Transcribe every record that appears below, exactly and in full.

[START]

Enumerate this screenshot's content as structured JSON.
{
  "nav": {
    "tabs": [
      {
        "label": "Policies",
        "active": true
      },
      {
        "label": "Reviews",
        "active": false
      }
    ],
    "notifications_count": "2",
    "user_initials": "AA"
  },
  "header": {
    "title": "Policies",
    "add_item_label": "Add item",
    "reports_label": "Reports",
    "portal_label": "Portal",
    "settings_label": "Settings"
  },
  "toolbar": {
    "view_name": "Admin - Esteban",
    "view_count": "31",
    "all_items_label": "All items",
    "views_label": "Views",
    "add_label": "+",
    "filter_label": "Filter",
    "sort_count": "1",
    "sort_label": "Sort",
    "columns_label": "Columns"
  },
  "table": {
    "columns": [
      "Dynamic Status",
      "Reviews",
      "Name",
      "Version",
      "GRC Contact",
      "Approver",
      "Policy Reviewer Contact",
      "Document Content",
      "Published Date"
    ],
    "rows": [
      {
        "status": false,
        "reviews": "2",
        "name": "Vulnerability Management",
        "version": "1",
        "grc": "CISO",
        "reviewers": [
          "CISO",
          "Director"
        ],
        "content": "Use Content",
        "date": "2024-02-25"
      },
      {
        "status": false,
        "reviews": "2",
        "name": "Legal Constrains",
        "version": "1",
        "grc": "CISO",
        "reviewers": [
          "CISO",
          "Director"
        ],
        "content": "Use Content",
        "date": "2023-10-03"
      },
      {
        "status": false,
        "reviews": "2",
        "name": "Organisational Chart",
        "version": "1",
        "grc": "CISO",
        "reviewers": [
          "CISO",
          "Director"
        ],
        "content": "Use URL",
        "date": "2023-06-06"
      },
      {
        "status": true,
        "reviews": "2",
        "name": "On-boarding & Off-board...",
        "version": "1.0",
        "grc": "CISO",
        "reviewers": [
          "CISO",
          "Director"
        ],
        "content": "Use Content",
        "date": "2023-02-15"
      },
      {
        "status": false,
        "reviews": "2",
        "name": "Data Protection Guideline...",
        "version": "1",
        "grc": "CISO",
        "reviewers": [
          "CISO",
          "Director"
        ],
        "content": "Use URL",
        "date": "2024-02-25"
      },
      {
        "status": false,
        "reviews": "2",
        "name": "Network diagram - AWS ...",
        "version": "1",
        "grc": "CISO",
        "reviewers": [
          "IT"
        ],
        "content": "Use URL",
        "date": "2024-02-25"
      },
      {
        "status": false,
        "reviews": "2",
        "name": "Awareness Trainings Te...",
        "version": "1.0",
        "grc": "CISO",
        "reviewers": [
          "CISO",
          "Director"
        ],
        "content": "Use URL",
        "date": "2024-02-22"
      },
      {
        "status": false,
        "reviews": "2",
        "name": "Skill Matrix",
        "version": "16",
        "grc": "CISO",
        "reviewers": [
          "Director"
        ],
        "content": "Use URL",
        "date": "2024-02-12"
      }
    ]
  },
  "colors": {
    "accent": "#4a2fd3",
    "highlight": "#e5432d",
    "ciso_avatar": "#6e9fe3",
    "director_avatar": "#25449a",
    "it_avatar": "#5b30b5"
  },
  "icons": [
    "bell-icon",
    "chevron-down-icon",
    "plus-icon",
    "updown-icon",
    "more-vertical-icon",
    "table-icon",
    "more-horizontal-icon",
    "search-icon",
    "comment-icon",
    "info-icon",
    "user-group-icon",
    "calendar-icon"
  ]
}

[END]

● Exercise response
Enumerate this screenshot's content as structured JSON.
{
  "nav": {
    "tabs": [
      {
        "label": "Policies",
        "active": true
      },
      {
        "label": "Reviews",
        "active": false
      }
    ],
    "notifications_count": "2",
    "user_initials": "AA"
  },
  "header": {
    "title": "Policies",
    "add_item_label": "Add item",
    "reports_label": "Reports",
    "portal_label": "Portal",
    "settings_label": "Settings"
  },
  "toolbar": {
    "view_name": "Admin - Esteban",
    "view_count": "31",
    "all_items_label": "All items",
    "views_label": "Views",
    "add_label": "+",
    "filter_label": "Filter",
    "sort_count": "1",
    "sort_label": "Sort",
    "columns_label": "Columns"
  },
  "table": {
    "columns": [
      "Dynamic Status",
      "Reviews",
      "Name",
      "Version",
      "GRC Contact",
      "Approver",
      "Policy Reviewer Contact",
      "Document Content",
      "Published Date"
    ],
    "rows": [
      {
        "status": false,
        "reviews": "2",
        "name": "Vulnerability Management",
        "version": "1",
        "grc": "CISO",
        "reviewers": [
          "CISO",
          "Director"
        ],
        "content": "Use Content",
        "date": "2024-02-25"
      },
      {
        "status": false,
        "reviews": "2",
        "name": "Legal Constrains",
        "version": "1",
        "grc": "CISO",
        "reviewers": [
          "CISO",
          "Director"
        ],
        "content": "Use Content",
        "date": "2023-10-03"
      },
      {
        "status": false,
        "reviews": "2",
        "name": "Organisational Chart",
        "version": "1",
        "grc": "CISO",
        "reviewers": [
          "CISO",
          "Director"
        ],
        "content": "Use URL",
        "date": "2023-06-06"
      },
      {
        "status": true,
        "reviews": "2",
        "name": "On-boarding & Off-board...",
        "version": "1.0",
        "grc": "CISO",
        "reviewers": [
          "CISO",
          "Director"
        ],
        "content": "Use Content",
        "date": "2023-02-15"
      },
      {
        "status": false,
        "reviews": "2",
        "name": "Data Protection Guideline...",
        "version": "1",
        "grc": "CISO",
        "reviewers": [
          "CISO",
          "Director"
        ],
        "content": "Use URL",
        "date": "2024-02-25"
      },
      {
        "status": false,
        "reviews": "2",
        "name": "Network diagram - AWS ...",
        "version": "1",
        "grc": "CISO",
        "reviewers": [
          "IT"
        ],
        "content": "Use URL",
        "date": "2024-02-25"
      },
      {
        "status": false,
        "reviews": "2",
        "name": "Awareness Trainings Te...",
        "version": "1.0",
        "grc": "CISO",
        "reviewers": [
          "CISO",
          "Director"
        ],
        "content": "Use URL",
        "date": "2024-02-22"
      },
      {
        "status": false,
        "reviews": "2",
        "name": "Skill Matrix",
        "version": "16",
        "grc": "CISO",
        "reviewers": [
          "Director"
        ],
        "content": "Use URL",
        "date": "2024-02-12"
      }
    ]
  },
  "colors": {
    "accent": "#4a2fd3",
    "highlight": "#e5432d",
    "ciso_avatar": "#6e9fe3",
    "director_avatar": "#25449a",
    "it_avatar": "#5b30b5"
  },
  "icons": [
    "bell-icon",
    "chevron-down-icon",
    "plus-icon",
    "updown-icon",
    "more-vertical-icon",
    "table-icon",
    "more-horizontal-icon",
    "search-icon",
    "comment-icon",
    "info-icon",
    "user-group-icon",
    "calendar-icon"
  ]
}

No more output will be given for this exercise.